--- start of Dataset content ---
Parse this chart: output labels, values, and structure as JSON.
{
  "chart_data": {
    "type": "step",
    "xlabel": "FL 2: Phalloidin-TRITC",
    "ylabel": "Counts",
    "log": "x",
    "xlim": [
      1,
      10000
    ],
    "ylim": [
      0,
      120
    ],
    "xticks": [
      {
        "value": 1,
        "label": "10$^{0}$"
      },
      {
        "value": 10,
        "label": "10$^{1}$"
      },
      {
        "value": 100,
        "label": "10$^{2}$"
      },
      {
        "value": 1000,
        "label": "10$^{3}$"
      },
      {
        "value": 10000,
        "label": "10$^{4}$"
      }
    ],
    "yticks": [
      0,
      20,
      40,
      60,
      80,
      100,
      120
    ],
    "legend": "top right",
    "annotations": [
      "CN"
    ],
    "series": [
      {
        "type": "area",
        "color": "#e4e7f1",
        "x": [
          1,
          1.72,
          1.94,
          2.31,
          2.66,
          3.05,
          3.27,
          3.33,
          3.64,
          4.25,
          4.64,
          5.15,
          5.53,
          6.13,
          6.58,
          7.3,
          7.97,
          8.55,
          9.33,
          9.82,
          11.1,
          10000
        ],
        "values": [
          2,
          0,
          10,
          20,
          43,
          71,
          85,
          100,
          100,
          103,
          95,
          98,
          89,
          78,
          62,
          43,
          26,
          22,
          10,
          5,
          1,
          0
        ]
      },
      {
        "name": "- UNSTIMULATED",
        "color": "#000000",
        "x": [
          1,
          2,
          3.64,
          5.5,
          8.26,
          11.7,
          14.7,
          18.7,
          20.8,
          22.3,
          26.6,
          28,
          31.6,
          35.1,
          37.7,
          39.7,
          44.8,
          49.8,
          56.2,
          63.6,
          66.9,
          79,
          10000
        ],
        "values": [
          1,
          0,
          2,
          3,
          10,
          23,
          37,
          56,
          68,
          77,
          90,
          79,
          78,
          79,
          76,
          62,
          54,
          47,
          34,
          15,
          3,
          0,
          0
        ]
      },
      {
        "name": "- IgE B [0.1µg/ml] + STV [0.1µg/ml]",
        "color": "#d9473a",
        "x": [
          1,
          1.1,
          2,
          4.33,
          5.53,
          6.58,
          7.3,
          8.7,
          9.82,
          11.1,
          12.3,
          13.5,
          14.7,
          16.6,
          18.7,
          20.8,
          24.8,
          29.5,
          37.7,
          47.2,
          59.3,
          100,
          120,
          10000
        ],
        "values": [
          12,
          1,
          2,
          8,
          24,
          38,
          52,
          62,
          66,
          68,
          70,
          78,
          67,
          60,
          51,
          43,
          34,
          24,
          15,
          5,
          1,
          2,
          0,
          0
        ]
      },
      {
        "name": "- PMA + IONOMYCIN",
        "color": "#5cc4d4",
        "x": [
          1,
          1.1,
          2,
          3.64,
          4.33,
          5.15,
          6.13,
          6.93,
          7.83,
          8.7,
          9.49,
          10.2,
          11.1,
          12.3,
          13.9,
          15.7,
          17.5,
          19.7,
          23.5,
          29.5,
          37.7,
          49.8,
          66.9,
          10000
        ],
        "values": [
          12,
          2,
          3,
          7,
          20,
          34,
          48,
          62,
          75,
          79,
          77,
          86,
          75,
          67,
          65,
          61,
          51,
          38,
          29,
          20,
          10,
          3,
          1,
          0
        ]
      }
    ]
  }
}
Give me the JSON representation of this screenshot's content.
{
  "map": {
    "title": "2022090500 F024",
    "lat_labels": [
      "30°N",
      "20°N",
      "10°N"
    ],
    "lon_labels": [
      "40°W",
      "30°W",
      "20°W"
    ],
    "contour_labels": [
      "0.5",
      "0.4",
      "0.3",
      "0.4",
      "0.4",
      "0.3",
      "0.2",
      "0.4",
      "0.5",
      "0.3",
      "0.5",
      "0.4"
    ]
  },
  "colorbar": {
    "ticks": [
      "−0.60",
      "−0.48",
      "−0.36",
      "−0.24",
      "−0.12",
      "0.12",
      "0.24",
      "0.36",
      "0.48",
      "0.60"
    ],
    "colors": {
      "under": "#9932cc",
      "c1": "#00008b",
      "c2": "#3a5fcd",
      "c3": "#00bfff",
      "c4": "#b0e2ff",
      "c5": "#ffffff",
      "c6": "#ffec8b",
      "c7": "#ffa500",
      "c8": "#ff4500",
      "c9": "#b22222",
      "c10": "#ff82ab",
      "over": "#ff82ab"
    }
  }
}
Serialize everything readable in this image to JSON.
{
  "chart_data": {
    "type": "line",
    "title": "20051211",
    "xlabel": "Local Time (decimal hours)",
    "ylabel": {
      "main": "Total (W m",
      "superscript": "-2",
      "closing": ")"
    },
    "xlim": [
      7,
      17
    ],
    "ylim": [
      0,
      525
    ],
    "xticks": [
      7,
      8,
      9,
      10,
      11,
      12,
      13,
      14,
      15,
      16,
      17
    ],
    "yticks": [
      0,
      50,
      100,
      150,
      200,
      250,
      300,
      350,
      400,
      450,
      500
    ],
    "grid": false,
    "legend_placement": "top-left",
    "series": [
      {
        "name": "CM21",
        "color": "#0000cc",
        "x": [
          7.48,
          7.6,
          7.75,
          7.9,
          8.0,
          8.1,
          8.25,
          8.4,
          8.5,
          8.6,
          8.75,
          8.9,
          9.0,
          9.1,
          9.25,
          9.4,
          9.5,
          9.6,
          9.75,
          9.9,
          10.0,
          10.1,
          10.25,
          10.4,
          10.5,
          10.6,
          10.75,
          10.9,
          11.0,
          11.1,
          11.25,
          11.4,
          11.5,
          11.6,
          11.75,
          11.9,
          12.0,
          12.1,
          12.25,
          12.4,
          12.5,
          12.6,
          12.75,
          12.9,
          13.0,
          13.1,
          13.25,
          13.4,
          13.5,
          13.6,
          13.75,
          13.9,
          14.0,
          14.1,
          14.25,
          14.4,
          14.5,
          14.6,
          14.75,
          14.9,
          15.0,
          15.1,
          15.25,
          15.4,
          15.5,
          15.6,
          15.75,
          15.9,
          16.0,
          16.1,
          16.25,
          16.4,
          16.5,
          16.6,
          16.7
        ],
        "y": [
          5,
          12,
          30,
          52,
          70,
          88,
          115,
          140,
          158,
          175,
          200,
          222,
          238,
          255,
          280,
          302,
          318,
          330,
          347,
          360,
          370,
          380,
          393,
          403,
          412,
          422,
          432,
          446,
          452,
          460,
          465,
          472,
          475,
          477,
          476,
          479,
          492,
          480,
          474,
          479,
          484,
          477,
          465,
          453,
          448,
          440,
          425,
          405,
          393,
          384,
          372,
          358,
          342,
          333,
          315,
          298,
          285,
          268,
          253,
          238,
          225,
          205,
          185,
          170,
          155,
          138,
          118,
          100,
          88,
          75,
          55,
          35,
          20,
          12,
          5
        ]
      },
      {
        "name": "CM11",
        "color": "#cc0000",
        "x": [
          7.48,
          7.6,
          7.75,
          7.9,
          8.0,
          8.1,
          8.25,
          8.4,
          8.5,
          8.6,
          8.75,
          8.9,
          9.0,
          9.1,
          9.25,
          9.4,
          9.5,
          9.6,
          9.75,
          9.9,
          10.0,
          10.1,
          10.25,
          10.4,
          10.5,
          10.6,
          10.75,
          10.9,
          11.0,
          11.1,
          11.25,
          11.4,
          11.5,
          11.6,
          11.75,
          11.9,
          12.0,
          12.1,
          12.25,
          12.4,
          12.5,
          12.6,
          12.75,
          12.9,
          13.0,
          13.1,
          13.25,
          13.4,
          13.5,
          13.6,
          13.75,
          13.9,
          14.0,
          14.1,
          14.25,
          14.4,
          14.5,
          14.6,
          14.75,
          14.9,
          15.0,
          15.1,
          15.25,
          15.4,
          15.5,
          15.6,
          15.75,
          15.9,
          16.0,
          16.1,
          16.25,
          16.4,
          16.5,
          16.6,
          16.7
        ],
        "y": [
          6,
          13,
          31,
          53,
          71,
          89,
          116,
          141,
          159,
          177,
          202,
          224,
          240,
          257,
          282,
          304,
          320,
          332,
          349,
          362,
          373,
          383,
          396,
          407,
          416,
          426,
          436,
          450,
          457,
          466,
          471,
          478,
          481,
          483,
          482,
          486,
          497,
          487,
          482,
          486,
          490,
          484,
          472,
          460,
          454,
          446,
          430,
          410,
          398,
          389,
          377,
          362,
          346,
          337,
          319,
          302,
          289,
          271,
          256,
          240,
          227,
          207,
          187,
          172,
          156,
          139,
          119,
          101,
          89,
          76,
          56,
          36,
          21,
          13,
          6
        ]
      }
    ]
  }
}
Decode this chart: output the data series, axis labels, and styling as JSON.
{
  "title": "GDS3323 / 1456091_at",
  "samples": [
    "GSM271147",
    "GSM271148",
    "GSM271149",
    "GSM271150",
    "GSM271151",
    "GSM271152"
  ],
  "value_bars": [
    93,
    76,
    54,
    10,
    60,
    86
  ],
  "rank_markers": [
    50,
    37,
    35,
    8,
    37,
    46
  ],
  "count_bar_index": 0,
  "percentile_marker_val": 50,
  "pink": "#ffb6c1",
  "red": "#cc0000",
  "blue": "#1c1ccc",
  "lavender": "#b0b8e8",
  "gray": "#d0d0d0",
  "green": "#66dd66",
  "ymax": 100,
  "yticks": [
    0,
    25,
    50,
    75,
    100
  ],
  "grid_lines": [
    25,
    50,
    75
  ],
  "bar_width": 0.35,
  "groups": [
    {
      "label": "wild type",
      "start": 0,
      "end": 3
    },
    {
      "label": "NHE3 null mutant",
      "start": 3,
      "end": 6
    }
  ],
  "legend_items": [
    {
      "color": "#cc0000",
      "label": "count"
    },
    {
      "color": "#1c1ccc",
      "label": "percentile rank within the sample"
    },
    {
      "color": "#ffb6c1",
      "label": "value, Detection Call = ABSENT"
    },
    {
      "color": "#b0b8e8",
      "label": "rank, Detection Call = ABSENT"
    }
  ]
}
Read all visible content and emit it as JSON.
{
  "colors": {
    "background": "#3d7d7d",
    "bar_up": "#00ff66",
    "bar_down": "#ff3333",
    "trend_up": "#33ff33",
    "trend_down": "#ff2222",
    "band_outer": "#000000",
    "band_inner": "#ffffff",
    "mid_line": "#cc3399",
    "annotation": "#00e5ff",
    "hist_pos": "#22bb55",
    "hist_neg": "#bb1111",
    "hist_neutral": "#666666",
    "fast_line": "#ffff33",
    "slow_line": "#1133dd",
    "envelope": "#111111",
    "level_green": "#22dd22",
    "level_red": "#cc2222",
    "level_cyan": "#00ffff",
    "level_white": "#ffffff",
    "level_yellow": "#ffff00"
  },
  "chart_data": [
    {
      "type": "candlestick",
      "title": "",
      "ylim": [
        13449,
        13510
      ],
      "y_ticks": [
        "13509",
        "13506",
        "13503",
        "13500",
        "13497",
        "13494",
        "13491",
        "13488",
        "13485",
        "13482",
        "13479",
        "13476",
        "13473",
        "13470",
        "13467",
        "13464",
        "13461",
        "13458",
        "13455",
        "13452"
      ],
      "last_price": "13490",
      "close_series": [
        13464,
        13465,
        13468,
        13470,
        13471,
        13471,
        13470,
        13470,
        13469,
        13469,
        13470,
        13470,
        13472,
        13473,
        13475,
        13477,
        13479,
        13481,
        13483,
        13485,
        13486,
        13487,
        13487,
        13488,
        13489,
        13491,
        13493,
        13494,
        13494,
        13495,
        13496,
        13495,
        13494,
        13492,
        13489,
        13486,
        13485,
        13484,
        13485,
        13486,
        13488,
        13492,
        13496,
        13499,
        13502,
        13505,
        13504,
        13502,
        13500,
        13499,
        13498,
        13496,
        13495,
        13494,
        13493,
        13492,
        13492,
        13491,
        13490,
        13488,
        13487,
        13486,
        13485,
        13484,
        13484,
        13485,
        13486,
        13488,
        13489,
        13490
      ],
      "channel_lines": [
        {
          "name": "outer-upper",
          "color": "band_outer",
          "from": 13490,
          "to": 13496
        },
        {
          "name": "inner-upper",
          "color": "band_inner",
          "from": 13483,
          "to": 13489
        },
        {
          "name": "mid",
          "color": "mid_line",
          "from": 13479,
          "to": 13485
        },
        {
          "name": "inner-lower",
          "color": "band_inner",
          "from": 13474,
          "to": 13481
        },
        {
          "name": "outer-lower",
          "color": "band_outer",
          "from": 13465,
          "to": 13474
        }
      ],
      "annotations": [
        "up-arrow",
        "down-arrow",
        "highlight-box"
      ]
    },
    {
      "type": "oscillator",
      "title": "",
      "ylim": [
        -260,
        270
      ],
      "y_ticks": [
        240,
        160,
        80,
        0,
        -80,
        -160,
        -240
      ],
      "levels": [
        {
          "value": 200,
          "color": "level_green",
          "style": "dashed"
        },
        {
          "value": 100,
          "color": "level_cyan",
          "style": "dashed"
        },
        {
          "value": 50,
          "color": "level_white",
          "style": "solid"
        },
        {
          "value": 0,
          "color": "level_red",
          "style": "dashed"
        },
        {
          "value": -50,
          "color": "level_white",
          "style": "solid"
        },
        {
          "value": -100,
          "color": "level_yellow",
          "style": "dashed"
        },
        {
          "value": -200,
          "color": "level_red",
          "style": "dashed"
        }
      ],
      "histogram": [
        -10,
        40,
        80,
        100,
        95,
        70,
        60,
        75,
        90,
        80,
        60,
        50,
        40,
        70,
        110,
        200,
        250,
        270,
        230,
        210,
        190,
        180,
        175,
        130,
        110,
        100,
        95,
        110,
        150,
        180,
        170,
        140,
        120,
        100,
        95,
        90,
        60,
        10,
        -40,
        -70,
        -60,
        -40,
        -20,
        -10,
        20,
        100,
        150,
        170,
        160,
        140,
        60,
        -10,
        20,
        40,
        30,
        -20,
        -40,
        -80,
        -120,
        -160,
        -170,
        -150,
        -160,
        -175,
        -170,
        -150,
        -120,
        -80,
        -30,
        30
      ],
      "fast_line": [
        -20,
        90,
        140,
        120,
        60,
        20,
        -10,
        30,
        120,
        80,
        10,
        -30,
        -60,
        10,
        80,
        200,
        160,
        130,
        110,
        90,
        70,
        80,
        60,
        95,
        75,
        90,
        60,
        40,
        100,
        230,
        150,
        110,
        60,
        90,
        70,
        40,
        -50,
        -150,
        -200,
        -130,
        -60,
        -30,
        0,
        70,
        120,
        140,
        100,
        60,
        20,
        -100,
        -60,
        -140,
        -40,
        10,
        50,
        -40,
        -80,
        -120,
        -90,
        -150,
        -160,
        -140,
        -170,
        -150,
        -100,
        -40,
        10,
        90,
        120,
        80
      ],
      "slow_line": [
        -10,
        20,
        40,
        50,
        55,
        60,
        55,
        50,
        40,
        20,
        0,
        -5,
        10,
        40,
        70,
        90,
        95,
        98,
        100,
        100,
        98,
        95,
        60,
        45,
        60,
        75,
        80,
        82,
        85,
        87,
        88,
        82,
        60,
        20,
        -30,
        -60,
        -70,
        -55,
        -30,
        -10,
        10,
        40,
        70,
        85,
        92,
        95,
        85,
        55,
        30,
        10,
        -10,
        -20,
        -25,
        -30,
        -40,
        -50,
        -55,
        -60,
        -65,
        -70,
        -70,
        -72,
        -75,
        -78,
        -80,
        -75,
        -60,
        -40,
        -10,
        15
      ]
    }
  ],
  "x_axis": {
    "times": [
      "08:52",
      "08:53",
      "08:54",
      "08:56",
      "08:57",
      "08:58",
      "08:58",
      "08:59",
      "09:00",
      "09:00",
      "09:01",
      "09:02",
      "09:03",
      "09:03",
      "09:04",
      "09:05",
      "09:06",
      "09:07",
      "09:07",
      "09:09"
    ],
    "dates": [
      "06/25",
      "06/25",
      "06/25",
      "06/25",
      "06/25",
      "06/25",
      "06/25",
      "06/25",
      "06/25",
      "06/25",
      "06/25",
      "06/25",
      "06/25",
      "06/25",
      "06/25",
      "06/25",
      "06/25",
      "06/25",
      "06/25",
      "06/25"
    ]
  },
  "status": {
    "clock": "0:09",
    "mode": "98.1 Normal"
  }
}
--- end of Dataset content ---
→ Written problem
Scan the listing above and identify each line holding the string "JSON"; copy every such line.

→ Solution to this task
Parse this chart: output labels, values, and structure as JSON.
Give me the JSON representation of this screenshot's content.
Serialize everything readable in this image to JSON.
Decode this chart: output the data series, axis labels, and styling as JSON.
Read all visible content and emit it as JSON.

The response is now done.